▶ **EXERCISE BRIEF**
Please return the full listing below without altering anything.

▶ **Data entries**
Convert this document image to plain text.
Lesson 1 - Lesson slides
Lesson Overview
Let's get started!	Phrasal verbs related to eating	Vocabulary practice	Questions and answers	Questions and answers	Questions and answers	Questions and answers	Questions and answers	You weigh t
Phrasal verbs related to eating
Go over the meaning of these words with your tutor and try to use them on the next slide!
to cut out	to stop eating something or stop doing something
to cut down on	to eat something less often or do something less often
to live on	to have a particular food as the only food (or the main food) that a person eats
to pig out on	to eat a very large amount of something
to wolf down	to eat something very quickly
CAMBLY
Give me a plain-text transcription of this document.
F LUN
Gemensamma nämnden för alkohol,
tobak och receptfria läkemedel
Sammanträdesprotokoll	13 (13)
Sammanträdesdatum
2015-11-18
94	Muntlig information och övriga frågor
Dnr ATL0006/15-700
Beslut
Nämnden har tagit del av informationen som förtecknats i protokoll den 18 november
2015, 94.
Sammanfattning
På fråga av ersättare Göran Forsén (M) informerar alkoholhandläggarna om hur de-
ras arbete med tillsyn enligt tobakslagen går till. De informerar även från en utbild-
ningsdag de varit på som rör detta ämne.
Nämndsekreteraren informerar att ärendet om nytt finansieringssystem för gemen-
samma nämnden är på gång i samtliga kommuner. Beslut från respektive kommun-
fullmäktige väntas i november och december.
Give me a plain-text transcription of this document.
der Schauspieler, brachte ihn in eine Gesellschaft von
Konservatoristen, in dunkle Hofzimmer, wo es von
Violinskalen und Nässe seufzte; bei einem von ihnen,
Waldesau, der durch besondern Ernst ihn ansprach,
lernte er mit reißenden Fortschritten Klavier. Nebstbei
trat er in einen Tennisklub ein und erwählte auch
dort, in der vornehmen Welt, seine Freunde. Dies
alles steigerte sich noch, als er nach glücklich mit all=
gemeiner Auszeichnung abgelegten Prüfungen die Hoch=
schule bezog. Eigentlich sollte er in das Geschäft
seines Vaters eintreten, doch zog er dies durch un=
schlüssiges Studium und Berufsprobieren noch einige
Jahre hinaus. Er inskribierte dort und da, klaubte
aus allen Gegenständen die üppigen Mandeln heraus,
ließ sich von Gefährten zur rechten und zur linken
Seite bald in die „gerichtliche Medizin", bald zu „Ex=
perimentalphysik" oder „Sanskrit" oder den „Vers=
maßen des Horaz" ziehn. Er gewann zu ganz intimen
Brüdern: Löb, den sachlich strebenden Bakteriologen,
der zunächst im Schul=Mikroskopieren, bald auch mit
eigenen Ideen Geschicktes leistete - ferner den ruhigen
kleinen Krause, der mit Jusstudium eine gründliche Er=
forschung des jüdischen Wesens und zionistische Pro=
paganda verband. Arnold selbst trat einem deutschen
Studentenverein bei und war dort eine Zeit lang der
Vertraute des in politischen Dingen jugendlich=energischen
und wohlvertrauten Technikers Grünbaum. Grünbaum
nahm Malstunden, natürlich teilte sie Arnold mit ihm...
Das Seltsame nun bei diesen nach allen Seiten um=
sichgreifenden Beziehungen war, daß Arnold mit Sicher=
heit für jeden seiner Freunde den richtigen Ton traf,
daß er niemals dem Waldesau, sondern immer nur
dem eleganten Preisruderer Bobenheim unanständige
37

▶ **RESPONSE**
Convert this document image to plain text.
Lesson 1 - Lesson slides
Lesson Overview
Let's get started!	Phrasal verbs related to eating	Vocabulary practice	Questions and answers	Questions and answers	Questions and answers	Questions and answers	Questions and answers	You weigh t
Phrasal verbs related to eating
Go over the meaning of these words with your tutor and try to use them on the next slide!
to cut out	to stop eating something or stop doing something
to cut down on	to eat something less often or do something less often
to live on	to have a particular food as the only food (or the main food) that a person eats
to pig out on	to eat a very large amount of something
to wolf down	to eat something very quickly
CAMBLY
Give me a plain-text transcription of this document.
F LUN
Gemensamma nämnden för alkohol,
tobak och receptfria läkemedel
Sammanträdesprotokoll	13 (13)
Sammanträdesdatum
2015-11-18
94	Muntlig information och övriga frågor
Dnr ATL0006/15-700
Beslut
Nämnden har tagit del av informationen som förtecknats i protokoll den 18 november
2015, 94.
Sammanfattning
På fråga av ersättare Göran Forsén (M) informerar alkoholhandläggarna om hur de-
ras arbete med tillsyn enligt tobakslagen går till. De informerar även från en utbild-
ningsdag de varit på som rör detta ämne.
Nämndsekreteraren informerar att ärendet om nytt finansieringssystem för gemen-
samma nämnden är på gång i samtliga kommuner. Beslut från respektive kommun-
fullmäktige väntas i november och december.
Give me a plain-text transcription of this document.
der Schauspieler, brachte ihn in eine Gesellschaft von
Konservatoristen, in dunkle Hofzimmer, wo es von
Violinskalen und Nässe seufzte; bei einem von ihnen,
Waldesau, der durch besondern Ernst ihn ansprach,
lernte er mit reißenden Fortschritten Klavier. Nebstbei
trat er in einen Tennisklub ein und erwählte auch
dort, in der vornehmen Welt, seine Freunde. Dies
alles steigerte sich noch, als er nach glücklich mit all=
gemeiner Auszeichnung abgelegten Prüfungen die Hoch=
schule bezog. Eigentlich sollte er in das Geschäft
seines Vaters eintreten, doch zog er dies durch un=
schlüssiges Studium und Berufsprobieren noch einige
Jahre hinaus. Er inskribierte dort und da, klaubte
aus allen Gegenständen die üppigen Mandeln heraus,
ließ sich von Gefährten zur rechten und zur linken
Seite bald in die „gerichtliche Medizin", bald zu „Ex=
perimentalphysik" oder „Sanskrit" oder den „Vers=
maßen des Horaz" ziehn. Er gewann zu ganz intimen
Brüdern: Löb, den sachlich strebenden Bakteriologen,
der zunächst im Schul=Mikroskopieren, bald auch mit
eigenen Ideen Geschicktes leistete - ferner den ruhigen
kleinen Krause, der mit Jusstudium eine gründliche Er=
forschung des jüdischen Wesens und zionistische Pro=
paganda verband. Arnold selbst trat einem deutschen
Studentenverein bei und war dort eine Zeit lang der
Vertraute des in politischen Dingen jugendlich=energischen
und wohlvertrauten Technikers Grünbaum. Grünbaum
nahm Malstunden, natürlich teilte sie Arnold mit ihm...
Das Seltsame nun bei diesen nach allen Seiten um=
sichgreifenden Beziehungen war, daß Arnold mit Sicher=
heit für jeden seiner Freunde den richtigen Ton traf,
daß er niemals dem Waldesau, sondern immer nur
dem eleganten Preisruderer Bobenheim unanständige
37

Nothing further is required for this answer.